What the exercise asks: List each line of the data in which the string "clayettes" appears.

Input rows:
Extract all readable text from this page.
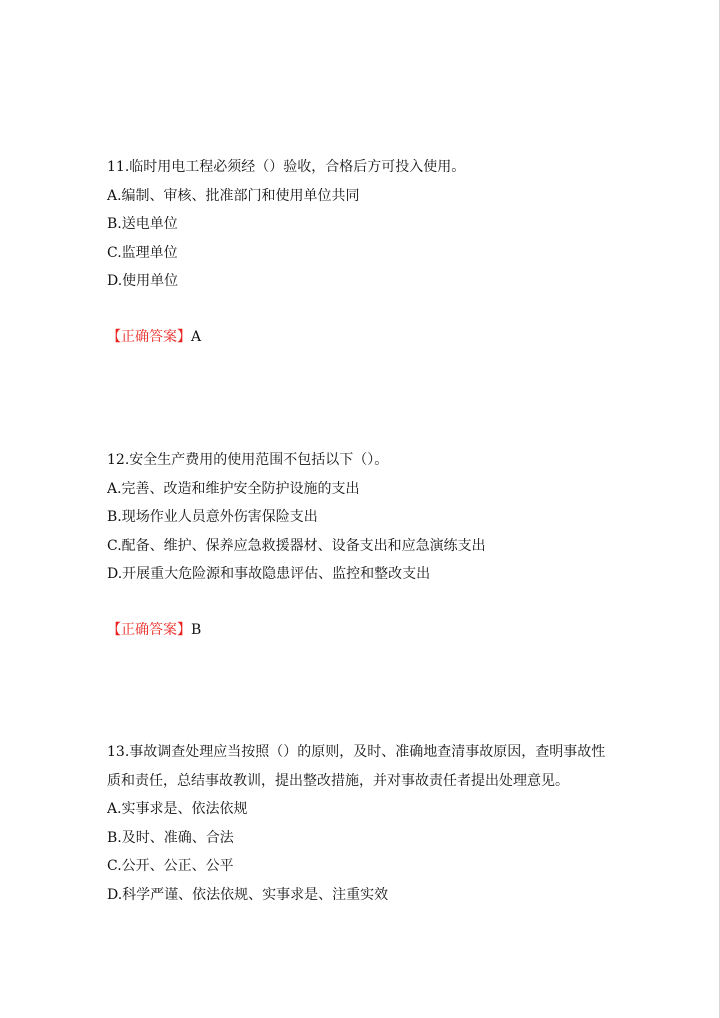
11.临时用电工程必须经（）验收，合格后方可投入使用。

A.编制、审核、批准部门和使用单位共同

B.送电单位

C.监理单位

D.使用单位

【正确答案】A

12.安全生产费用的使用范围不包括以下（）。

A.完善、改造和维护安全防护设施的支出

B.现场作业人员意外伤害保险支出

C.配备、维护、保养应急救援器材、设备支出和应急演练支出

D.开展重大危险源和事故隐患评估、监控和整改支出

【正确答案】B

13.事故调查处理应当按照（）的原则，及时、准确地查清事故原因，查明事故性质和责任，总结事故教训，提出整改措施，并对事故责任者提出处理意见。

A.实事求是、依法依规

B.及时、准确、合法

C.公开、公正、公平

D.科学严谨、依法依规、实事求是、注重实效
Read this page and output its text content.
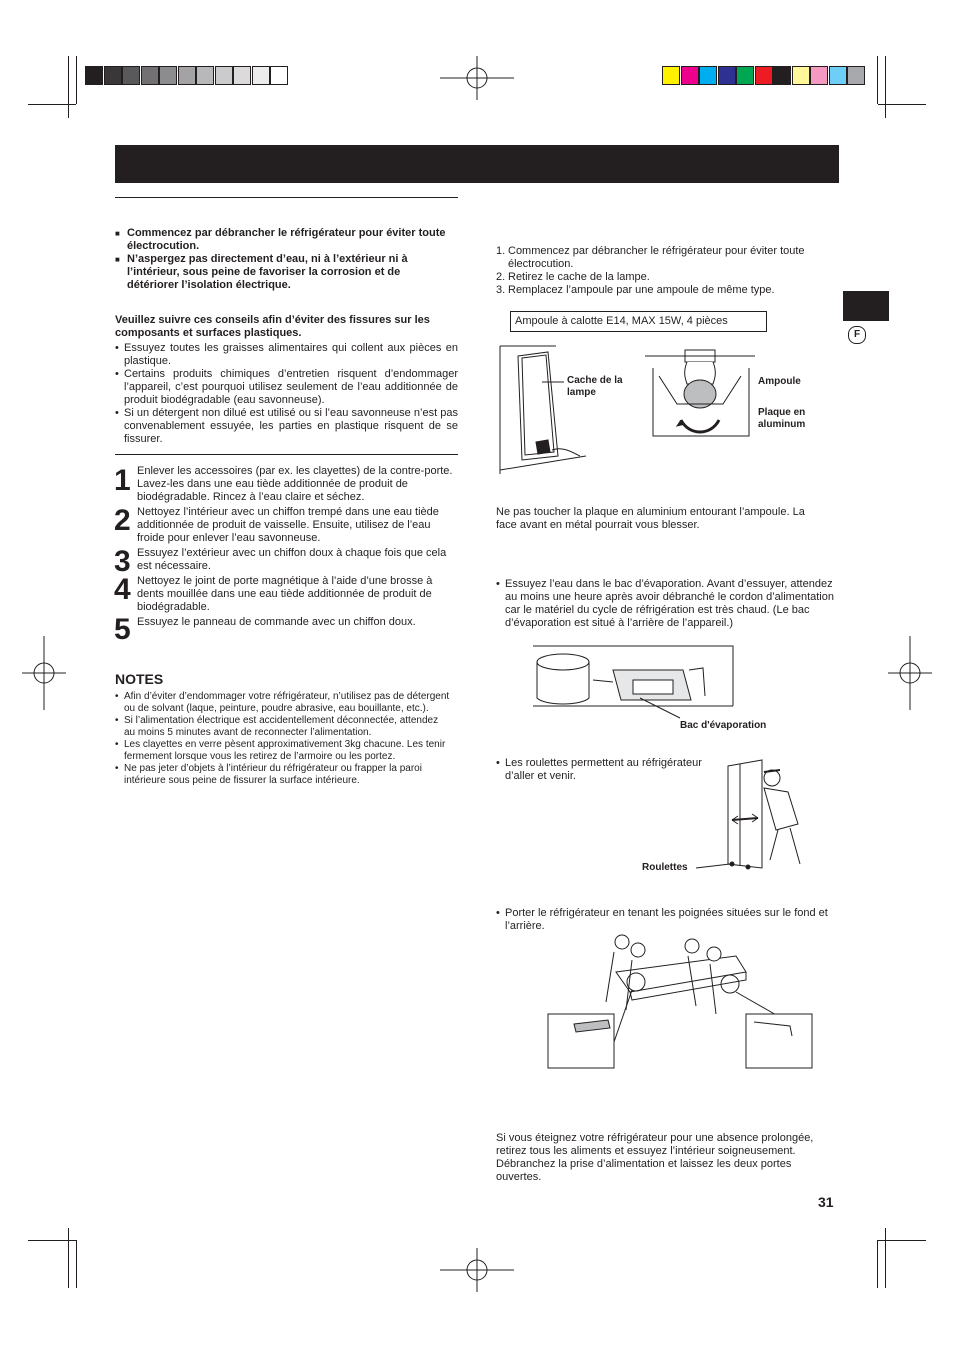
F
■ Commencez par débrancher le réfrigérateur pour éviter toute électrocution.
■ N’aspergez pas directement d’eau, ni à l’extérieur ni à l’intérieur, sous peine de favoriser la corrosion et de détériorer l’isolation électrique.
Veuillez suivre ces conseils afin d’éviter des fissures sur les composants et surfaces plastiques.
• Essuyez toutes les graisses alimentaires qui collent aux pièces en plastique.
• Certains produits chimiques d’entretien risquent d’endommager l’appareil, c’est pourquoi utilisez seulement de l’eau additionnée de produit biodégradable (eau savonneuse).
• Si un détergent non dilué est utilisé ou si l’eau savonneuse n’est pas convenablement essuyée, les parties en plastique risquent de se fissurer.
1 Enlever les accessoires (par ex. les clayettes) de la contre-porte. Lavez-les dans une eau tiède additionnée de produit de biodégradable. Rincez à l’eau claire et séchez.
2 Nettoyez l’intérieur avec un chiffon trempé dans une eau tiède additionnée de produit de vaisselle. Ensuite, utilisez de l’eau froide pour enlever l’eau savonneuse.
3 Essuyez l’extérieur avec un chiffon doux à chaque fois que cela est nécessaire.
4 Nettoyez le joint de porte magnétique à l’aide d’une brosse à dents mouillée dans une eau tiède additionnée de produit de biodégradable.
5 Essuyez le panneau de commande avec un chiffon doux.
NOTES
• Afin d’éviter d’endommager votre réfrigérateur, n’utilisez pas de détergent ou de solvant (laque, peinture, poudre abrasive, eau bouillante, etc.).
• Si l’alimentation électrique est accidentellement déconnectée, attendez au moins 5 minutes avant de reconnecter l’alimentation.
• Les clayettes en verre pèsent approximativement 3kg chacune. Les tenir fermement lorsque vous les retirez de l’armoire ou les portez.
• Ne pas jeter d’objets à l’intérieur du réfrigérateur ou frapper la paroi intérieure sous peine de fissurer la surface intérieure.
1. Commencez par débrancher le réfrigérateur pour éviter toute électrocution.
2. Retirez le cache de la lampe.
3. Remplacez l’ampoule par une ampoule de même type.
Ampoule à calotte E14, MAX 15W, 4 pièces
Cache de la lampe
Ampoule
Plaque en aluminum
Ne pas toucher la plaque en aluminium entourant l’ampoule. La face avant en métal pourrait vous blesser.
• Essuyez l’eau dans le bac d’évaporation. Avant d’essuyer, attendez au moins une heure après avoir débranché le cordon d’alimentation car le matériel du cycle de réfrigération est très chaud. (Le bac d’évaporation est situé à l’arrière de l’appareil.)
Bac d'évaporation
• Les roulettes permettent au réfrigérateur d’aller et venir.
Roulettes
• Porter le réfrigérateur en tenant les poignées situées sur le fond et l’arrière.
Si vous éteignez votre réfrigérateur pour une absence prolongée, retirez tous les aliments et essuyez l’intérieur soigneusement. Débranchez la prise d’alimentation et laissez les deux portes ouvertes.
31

Worked solution:
1 Enlever les accessoires (par ex. les clayettes) de la contre-porte. Lavez-les dans une eau tiède additionnée de produit de biodégradable. Rincez à l’eau claire et séchez.
• Les clayettes en verre pèsent approximativement 3kg chacune. Les tenir fermement lorsque vous les retirez de l’armoire ou les portez.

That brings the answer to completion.